## BEGIN SOURCE PASSAGE

With petrol costs rising and everyone now thinking green, it may be time to reevaluate the costs and efficiencies of your fleet. Greening your business can not only save you time and money but improve efficiencies.
Every organisation is under constant pressure to improve efficiencies. Whether the push is for time or cost savings, it is invariably related to improving the bottom line. Today, though, the pressures are not just financial. Not only are organisations expected – by their staff, customers and other stakeholders – to run a tight ship financially, they are also under increasing pressure to ‘green’ themselves. This poses a difficult challenge for many organisations, who traditionally haven’t necessarily had to worry about their carbon footprint.
Not surprisingly, cars are one of the biggest culprits when it comes to emitting carbon and, as a business owner, it is down to you to take on the environmental challenge. Here’s the good news, though: by actually taking the environment into consideration when looking at your car fleet, you open yourself up to a host of potential cost savings.

## END SOURCE PASSAGE
## BEGIN RECORDED DATA

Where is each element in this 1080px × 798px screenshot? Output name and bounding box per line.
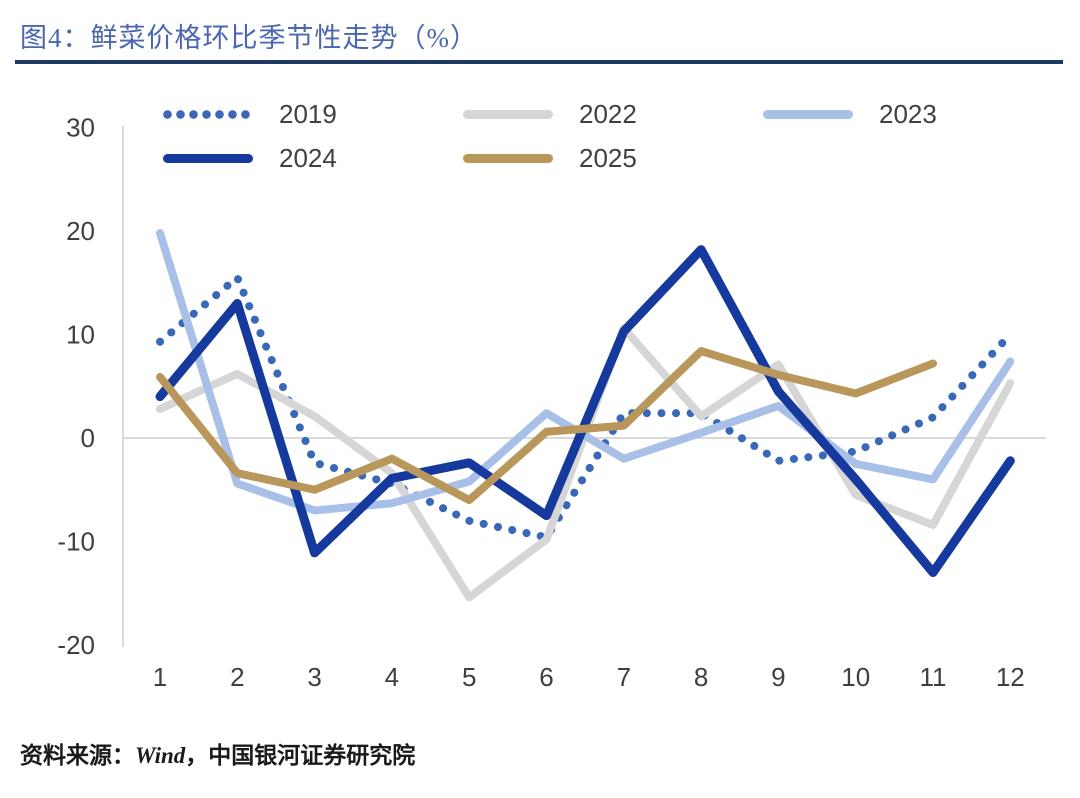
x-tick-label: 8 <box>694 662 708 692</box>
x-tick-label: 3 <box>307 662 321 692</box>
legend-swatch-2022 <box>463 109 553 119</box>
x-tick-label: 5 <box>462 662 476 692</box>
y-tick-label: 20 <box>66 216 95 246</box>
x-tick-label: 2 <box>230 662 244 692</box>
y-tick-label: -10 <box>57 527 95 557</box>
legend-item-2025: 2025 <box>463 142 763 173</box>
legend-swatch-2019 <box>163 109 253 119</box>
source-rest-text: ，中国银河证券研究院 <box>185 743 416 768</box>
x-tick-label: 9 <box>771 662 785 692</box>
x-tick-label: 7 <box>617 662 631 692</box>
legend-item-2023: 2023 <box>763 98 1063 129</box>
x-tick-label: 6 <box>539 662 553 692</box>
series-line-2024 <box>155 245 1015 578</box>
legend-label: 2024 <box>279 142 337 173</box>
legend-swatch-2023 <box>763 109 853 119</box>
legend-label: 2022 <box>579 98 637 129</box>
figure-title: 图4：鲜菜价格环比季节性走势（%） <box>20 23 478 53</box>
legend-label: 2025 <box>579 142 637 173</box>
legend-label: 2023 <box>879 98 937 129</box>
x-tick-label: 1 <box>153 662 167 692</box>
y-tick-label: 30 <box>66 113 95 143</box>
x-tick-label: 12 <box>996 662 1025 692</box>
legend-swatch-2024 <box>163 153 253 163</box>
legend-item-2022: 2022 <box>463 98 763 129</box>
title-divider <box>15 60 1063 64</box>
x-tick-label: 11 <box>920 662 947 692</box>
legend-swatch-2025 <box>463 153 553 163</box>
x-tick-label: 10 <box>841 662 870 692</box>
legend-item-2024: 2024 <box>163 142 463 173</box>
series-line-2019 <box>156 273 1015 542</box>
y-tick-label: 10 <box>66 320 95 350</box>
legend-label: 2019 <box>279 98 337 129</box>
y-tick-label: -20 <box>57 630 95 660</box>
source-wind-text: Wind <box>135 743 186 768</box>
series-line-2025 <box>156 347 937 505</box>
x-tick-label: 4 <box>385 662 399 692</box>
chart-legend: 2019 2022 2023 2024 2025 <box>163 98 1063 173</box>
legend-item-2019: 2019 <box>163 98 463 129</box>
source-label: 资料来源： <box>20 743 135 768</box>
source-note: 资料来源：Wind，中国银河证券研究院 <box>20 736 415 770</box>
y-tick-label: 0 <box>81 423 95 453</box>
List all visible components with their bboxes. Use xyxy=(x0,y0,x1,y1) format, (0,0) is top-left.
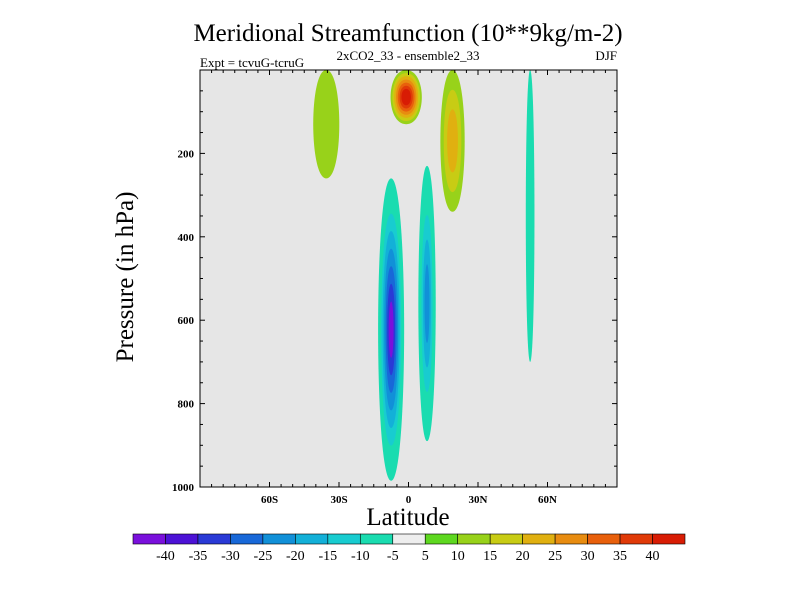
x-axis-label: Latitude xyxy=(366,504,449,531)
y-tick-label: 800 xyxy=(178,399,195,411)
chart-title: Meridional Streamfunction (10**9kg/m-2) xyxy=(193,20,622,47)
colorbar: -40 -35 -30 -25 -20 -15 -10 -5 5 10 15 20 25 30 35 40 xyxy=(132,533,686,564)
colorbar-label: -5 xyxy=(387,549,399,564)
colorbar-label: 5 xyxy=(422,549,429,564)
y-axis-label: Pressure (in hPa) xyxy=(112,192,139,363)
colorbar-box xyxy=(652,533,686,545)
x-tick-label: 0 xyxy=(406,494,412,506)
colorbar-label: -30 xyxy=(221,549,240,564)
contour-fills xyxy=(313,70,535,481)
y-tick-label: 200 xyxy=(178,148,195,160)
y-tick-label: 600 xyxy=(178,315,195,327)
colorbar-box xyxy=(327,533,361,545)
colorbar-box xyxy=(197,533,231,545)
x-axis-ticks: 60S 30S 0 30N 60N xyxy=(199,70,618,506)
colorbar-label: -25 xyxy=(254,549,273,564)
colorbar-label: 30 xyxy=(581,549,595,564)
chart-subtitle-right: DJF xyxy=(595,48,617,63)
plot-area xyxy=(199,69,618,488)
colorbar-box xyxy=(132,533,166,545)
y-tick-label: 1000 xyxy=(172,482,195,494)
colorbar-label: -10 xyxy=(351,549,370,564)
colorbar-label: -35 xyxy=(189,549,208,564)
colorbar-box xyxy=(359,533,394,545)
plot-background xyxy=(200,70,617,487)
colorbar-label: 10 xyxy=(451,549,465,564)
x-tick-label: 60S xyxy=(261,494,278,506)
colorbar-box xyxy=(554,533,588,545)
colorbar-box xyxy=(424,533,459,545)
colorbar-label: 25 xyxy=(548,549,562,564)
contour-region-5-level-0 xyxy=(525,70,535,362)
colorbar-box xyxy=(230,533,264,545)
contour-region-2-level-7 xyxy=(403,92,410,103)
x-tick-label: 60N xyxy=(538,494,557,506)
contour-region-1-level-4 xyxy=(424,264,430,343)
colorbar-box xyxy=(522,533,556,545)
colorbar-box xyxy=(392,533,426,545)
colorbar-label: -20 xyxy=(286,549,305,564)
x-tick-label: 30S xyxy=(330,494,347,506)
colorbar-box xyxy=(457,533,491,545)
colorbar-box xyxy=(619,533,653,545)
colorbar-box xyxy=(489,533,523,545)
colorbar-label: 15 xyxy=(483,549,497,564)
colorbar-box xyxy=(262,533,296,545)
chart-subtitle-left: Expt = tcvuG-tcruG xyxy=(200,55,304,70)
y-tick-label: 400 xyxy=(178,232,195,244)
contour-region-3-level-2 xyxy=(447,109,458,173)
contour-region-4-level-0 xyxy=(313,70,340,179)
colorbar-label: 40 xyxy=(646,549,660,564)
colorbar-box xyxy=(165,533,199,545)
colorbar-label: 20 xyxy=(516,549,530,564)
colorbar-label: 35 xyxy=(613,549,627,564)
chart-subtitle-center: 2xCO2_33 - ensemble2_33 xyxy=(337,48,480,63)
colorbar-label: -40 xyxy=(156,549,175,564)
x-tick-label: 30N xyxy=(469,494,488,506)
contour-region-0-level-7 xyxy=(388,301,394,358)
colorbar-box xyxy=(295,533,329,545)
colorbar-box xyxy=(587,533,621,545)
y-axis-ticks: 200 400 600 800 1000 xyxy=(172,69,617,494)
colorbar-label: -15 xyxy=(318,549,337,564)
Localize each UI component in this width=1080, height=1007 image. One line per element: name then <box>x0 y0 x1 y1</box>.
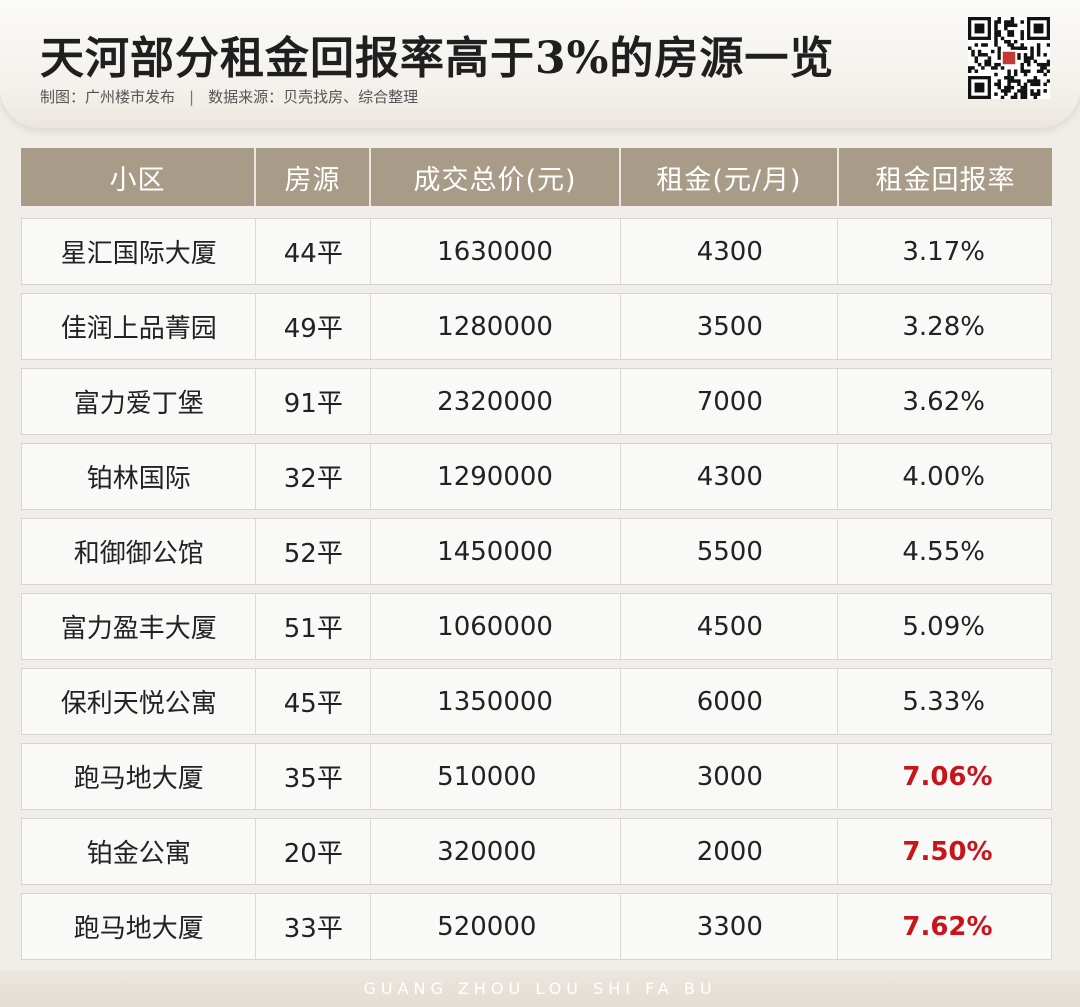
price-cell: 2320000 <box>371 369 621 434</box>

## END RECORDED DATA

§ **STATED EXERCISE**
Carry the passage on greening a company car fleet further, starting right after its final sentence. The records have no connection to the passage on greening a company car fleet.

§ **THE REPLY**
This article looks at the time, cost and green savings you can make when it comes to your vehicle fleet. Generally, they are intrinsically linked; once you reduce one, another usually follows.
Most companies are painfully aware how much time and effort it takes to manage a car fleet. Fortunately, there are a number of ways to reduce this and, in the process, set yourself up not just for cost savings, but a reduced environmental impact as well.
Firstly, you might want to consider outsourcing the management of your entire fleet to a specialist company. This can be a significant time saving for companies, especially smaller ones who cannot afford to employ a full-time person to manage the fleet (and the masses of administration which come with it). In these companies it is often either the business owner themselves, or the administration/office manager, PA or receptionist who gets lumped with the task of trying to manage the company’s car fleet. Think about it: do you employ these people to struggle through the reams of paperwork associated with vehicles? Or are they employed to actually do the job for which they are trained? It can be a real drain not only on the person trying to manage the fleet, but on the business itself because that employee does not have the capacity to perform his or her usual duties.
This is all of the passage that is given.